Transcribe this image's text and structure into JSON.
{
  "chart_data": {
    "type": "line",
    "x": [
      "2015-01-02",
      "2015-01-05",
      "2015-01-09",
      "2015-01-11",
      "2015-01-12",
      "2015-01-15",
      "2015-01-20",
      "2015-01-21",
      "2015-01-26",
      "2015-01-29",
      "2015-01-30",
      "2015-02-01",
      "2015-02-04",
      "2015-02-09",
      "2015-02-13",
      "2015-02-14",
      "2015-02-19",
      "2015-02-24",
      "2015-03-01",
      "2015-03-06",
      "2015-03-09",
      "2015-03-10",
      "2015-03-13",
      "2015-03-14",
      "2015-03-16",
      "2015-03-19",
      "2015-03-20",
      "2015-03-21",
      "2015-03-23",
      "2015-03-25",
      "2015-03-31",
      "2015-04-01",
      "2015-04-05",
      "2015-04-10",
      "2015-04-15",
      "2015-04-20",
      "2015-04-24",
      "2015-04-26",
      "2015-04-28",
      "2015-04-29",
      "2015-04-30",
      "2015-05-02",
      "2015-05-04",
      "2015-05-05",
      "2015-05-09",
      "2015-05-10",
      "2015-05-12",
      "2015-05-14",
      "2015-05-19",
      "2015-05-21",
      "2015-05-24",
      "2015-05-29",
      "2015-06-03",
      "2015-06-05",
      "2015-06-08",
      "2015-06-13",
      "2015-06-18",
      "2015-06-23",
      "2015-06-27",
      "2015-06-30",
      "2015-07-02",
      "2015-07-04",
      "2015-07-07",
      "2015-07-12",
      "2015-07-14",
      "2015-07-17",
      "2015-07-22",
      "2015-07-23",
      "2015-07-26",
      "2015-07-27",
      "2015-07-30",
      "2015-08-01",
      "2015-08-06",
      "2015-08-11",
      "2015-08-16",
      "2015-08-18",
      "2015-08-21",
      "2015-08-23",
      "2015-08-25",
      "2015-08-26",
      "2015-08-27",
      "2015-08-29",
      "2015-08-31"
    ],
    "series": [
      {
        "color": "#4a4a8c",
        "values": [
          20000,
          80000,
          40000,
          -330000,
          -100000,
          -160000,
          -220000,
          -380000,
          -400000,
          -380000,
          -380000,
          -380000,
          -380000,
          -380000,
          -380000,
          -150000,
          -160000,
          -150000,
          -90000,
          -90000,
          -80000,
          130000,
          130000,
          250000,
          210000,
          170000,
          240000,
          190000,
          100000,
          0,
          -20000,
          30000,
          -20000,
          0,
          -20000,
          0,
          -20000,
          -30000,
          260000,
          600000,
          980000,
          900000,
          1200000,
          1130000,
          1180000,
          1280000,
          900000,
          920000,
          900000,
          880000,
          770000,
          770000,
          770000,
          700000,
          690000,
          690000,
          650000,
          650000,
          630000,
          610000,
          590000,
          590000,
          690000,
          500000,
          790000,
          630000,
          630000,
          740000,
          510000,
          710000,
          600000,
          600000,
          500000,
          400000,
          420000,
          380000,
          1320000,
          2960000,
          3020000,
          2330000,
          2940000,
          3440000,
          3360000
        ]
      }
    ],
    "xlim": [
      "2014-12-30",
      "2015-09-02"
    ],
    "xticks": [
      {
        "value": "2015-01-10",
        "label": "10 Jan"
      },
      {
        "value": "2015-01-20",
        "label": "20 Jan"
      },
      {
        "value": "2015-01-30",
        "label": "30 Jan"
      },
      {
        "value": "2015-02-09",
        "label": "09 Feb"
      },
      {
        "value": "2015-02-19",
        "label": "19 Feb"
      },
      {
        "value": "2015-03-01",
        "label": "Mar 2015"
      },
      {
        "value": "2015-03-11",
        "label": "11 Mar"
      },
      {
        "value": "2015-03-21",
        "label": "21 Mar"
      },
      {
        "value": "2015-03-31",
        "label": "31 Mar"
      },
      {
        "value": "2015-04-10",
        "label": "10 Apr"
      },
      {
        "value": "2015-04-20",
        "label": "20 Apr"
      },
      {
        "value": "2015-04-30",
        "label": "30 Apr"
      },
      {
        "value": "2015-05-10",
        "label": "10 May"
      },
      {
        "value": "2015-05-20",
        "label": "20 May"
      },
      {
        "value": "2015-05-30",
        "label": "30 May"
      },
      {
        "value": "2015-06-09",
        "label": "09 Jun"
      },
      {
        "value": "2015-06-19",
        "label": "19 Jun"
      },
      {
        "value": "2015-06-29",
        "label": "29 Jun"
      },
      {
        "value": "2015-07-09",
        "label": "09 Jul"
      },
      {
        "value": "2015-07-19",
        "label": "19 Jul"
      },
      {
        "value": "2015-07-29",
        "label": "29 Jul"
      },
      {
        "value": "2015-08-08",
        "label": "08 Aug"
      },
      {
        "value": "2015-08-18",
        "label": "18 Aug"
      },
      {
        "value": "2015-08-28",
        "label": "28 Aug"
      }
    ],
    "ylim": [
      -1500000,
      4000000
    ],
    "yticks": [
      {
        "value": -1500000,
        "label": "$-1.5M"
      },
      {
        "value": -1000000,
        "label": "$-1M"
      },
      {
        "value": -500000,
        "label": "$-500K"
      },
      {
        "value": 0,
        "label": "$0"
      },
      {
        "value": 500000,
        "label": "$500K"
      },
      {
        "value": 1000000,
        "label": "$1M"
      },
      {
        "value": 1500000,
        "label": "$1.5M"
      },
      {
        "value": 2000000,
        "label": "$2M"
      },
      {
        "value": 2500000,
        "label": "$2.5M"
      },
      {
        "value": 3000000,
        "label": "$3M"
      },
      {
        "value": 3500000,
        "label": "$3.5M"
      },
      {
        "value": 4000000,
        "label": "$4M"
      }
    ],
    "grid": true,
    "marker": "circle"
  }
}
────────────────────
Recopy the entries above in their entirety, exactly.

Transcribe this image's text and structure into JSON.
{
  "chart_data": {
    "type": "line",
    "x": [
      "2015-01-02",
      "2015-01-05",
      "2015-01-09",
      "2015-01-11",
      "2015-01-12",
      "2015-01-15",
      "2015-01-20",
      "2015-01-21",
      "2015-01-26",
      "2015-01-29",
      "2015-01-30",
      "2015-02-01",
      "2015-02-04",
      "2015-02-09",
      "2015-02-13",
      "2015-02-14",
      "2015-02-19",
      "2015-02-24",
      "2015-03-01",
      "2015-03-06",
      "2015-03-09",
      "2015-03-10",
      "2015-03-13",
      "2015-03-14",
      "2015-03-16",
      "2015-03-19",
      "2015-03-20",
      "2015-03-21",
      "2015-03-23",
      "2015-03-25",
      "2015-03-31",
      "2015-04-01",
      "2015-04-05",
      "2015-04-10",
      "2015-04-15",
      "2015-04-20",
      "2015-04-24",
      "2015-04-26",
      "2015-04-28",
      "2015-04-29",
      "2015-04-30",
      "2015-05-02",
      "2015-05-04",
      "2015-05-05",
      "2015-05-09",
      "2015-05-10",
      "2015-05-12",
      "2015-05-14",
      "2015-05-19",
      "2015-05-21",
      "2015-05-24",
      "2015-05-29",
      "2015-06-03",
      "2015-06-05",
      "2015-06-08",
      "2015-06-13",
      "2015-06-18",
      "2015-06-23",
      "2015-06-27",
      "2015-06-30",
      "2015-07-02",
      "2015-07-04",
      "2015-07-07",
      "2015-07-12",
      "2015-07-14",
      "2015-07-17",
      "2015-07-22",
      "2015-07-23",
      "2015-07-26",
      "2015-07-27",
      "2015-07-30",
      "2015-08-01",
      "2015-08-06",
      "2015-08-11",
      "2015-08-16",
      "2015-08-18",
      "2015-08-21",
      "2015-08-23",
      "2015-08-25",
      "2015-08-26",
      "2015-08-27",
      "2015-08-29",
      "2015-08-31"
    ],
    "series": [
      {
        "color": "#4a4a8c",
        "values": [
          20000,
          80000,
          40000,
          -330000,
          -100000,
          -160000,
          -220000,
          -380000,
          -400000,
          -380000,
          -380000,
          -380000,
          -380000,
          -380000,
          -380000,
          -150000,
          -160000,
          -150000,
          -90000,
          -90000,
          -80000,
          130000,
          130000,
          250000,
          210000,
          170000,
          240000,
          190000,
          100000,
          0,
          -20000,
          30000,
          -20000,
          0,
          -20000,
          0,
          -20000,
          -30000,
          260000,
          600000,
          980000,
          900000,
          1200000,
          1130000,
          1180000,
          1280000,
          900000,
          920000,
          900000,
          880000,
          770000,
          770000,
          770000,
          700000,
          690000,
          690000,
          650000,
          650000,
          630000,
          610000,
          590000,
          590000,
          690000,
          500000,
          790000,
          630000,
          630000,
          740000,
          510000,
          710000,
          600000,
          600000,
          500000,
          400000,
          420000,
          380000,
          1320000,
          2960000,
          3020000,
          2330000,
          2940000,
          3440000,
          3360000
        ]
      }
    ],
    "xlim": [
      "2014-12-30",
      "2015-09-02"
    ],
    "xticks": [
      {
        "value": "2015-01-10",
        "label": "10 Jan"
      },
      {
        "value": "2015-01-20",
        "label": "20 Jan"
      },
      {
        "value": "2015-01-30",
        "label": "30 Jan"
      },
      {
        "value": "2015-02-09",
        "label": "09 Feb"
      },
      {
        "value": "2015-02-19",
        "label": "19 Feb"
      },
      {
        "value": "2015-03-01",
        "label": "Mar 2015"
      },
      {
        "value": "2015-03-11",
        "label": "11 Mar"
      },
      {
        "value": "2015-03-21",
        "label": "21 Mar"
      },
      {
        "value": "2015-03-31",
        "label": "31 Mar"
      },
      {
        "value": "2015-04-10",
        "label": "10 Apr"
      },
      {
        "value": "2015-04-20",
        "label": "20 Apr"
      },
      {
        "value": "2015-04-30",
        "label": "30 Apr"
      },
      {
        "value": "2015-05-10",
        "label": "10 May"
      },
      {
        "value": "2015-05-20",
        "label": "20 May"
      },
      {
        "value": "2015-05-30",
        "label": "30 May"
      },
      {
        "value": "2015-06-09",
        "label": "09 Jun"
      },
      {
        "value": "2015-06-19",
        "label": "19 Jun"
      },
      {
        "value": "2015-06-29",
        "label": "29 Jun"
      },
      {
        "value": "2015-07-09",
        "label": "09 Jul"
      },
      {
        "value": "2015-07-19",
        "label": "19 Jul"
      },
      {
        "value": "2015-07-29",
        "label": "29 Jul"
      },
      {
        "value": "2015-08-08",
        "label": "08 Aug"
      },
      {
        "value": "2015-08-18",
        "label": "18 Aug"
      },
      {
        "value": "2015-08-28",
        "label": "28 Aug"
      }
    ],
    "ylim": [
      -1500000,
      4000000
    ],
    "yticks": [
      {
        "value": -1500000,
        "label": "$-1.5M"
      },
      {
        "value": -1000000,
        "label": "$-1M"
      },
      {
        "value": -500000,
        "label": "$-500K"
      },
      {
        "value": 0,
        "label": "$0"
      },
      {
        "value": 500000,
        "label": "$500K"
      },
      {
        "value": 1000000,
        "label": "$1M"
      },
      {
        "value": 1500000,
        "label": "$1.5M"
      },
      {
        "value": 2000000,
        "label": "$2M"
      },
      {
        "value": 2500000,
        "label": "$2.5M"
      },
      {
        "value": 3000000,
        "label": "$3M"
      },
      {
        "value": 3500000,
        "label": "$3.5M"
      },
      {
        "value": 4000000,
        "label": "$4M"
      }
    ],
    "grid": true,
    "marker": "circle"
  }
}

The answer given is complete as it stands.